» **PROMPT**: Look over the lines below. Report each one that includes the string "Documentation".

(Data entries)

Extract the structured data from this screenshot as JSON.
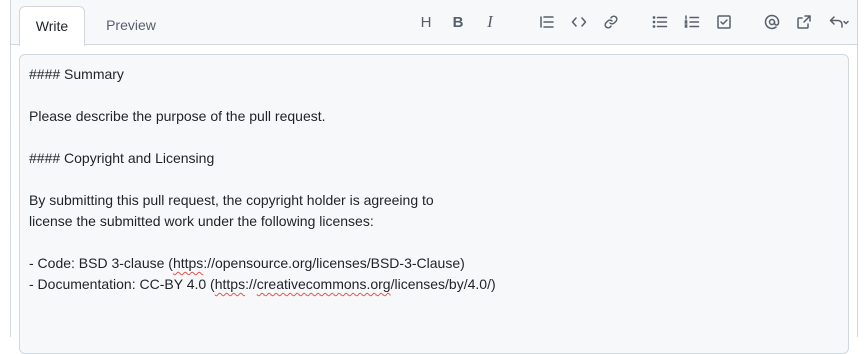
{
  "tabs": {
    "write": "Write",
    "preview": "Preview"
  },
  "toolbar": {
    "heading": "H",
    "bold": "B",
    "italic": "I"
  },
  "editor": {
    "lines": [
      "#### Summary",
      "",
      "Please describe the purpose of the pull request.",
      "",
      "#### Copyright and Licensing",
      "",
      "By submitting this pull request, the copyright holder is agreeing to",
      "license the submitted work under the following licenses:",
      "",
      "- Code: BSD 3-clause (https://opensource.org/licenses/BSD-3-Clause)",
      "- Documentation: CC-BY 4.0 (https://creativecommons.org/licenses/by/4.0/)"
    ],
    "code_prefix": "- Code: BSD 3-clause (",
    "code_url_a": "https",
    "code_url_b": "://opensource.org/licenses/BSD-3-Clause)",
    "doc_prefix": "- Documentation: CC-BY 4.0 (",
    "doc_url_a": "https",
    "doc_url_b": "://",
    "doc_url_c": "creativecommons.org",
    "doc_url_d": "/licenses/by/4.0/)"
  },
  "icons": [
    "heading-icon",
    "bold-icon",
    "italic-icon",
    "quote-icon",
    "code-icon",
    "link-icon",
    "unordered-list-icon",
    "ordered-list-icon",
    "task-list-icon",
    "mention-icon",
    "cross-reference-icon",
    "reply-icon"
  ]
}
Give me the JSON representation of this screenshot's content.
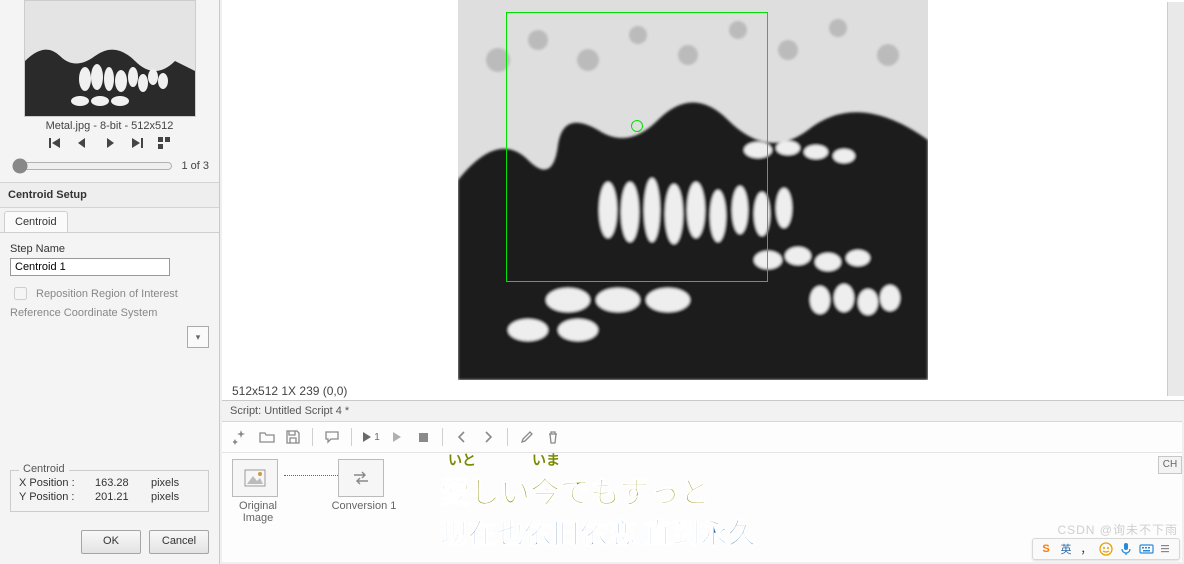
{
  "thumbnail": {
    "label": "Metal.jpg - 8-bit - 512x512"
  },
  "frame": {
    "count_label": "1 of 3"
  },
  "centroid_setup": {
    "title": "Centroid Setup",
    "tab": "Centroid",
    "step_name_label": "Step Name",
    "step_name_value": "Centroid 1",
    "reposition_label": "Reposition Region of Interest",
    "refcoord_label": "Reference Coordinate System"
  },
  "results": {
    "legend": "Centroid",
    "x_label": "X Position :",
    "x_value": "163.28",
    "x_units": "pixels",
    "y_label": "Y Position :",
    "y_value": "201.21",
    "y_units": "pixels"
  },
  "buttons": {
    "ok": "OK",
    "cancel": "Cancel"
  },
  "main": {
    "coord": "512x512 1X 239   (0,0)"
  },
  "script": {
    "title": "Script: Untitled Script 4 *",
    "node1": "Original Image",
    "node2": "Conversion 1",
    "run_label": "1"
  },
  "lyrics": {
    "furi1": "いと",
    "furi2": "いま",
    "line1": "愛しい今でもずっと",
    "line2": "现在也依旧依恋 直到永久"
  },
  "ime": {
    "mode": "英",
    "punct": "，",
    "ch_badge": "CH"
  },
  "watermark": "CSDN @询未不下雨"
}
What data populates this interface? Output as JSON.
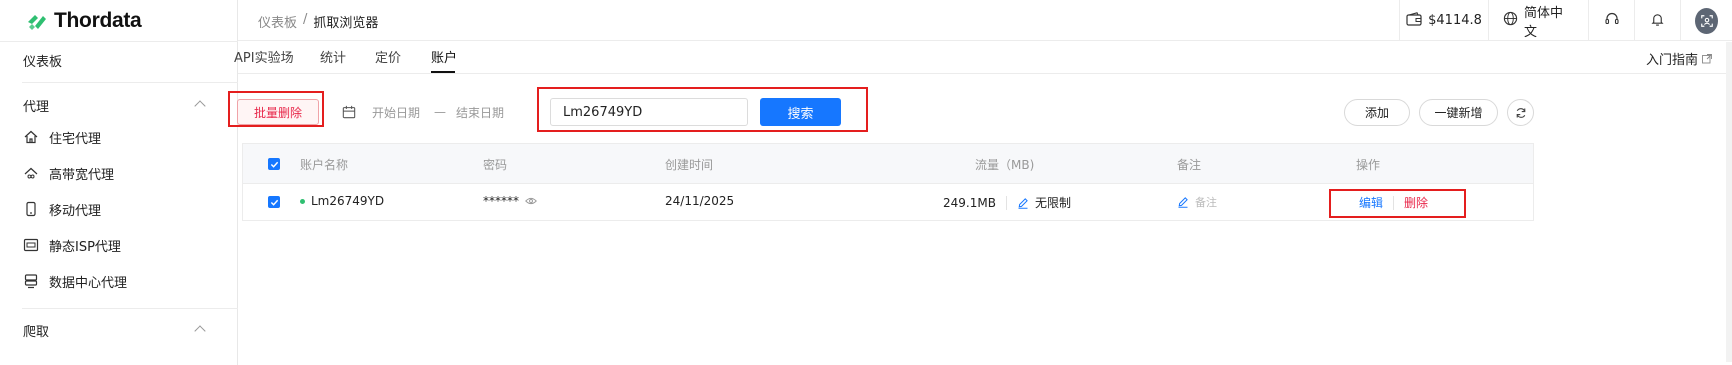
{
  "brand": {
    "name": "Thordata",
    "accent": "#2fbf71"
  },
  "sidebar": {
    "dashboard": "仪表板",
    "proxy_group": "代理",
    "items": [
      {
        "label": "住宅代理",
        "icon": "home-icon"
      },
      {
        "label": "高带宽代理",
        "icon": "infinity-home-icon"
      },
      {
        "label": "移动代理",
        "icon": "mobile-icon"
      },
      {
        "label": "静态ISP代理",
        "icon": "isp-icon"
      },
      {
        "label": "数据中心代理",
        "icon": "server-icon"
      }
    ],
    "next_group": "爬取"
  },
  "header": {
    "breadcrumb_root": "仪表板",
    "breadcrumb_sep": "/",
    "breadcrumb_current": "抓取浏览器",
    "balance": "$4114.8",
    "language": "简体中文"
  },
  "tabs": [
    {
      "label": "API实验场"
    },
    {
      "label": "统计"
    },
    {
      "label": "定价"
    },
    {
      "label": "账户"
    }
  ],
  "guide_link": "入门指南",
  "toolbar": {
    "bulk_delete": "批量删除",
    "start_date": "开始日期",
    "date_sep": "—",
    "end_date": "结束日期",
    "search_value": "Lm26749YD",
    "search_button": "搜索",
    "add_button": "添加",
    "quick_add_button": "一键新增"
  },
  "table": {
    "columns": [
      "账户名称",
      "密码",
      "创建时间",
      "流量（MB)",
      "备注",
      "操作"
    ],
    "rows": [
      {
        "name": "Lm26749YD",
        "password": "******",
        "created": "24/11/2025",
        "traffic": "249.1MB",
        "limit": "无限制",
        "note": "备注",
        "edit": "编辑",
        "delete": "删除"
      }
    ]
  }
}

* * *

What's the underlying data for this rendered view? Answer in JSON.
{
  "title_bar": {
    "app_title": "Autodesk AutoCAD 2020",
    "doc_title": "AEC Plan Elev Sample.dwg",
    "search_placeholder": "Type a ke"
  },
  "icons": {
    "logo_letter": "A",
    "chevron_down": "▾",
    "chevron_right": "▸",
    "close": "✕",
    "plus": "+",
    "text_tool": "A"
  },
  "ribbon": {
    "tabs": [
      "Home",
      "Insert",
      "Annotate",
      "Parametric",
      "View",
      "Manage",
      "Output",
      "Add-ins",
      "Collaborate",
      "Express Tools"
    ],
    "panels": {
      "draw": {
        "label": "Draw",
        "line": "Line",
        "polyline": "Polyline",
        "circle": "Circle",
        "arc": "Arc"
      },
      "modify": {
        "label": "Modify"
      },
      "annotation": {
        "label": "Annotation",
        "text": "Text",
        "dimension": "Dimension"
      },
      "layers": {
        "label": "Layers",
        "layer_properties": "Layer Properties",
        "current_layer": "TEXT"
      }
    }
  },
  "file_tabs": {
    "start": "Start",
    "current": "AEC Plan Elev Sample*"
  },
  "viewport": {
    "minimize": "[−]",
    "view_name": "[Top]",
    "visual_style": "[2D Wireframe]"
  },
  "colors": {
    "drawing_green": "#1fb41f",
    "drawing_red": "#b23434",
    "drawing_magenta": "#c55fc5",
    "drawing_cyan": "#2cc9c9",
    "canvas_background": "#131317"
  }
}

» **CORRECT RESPONSE**:
      "- Documentation: CC-BY 4.0 (https://creativecommons.org/licenses/by/4.0/)"
    "doc_prefix": "- Documentation: CC-BY 4.0 (",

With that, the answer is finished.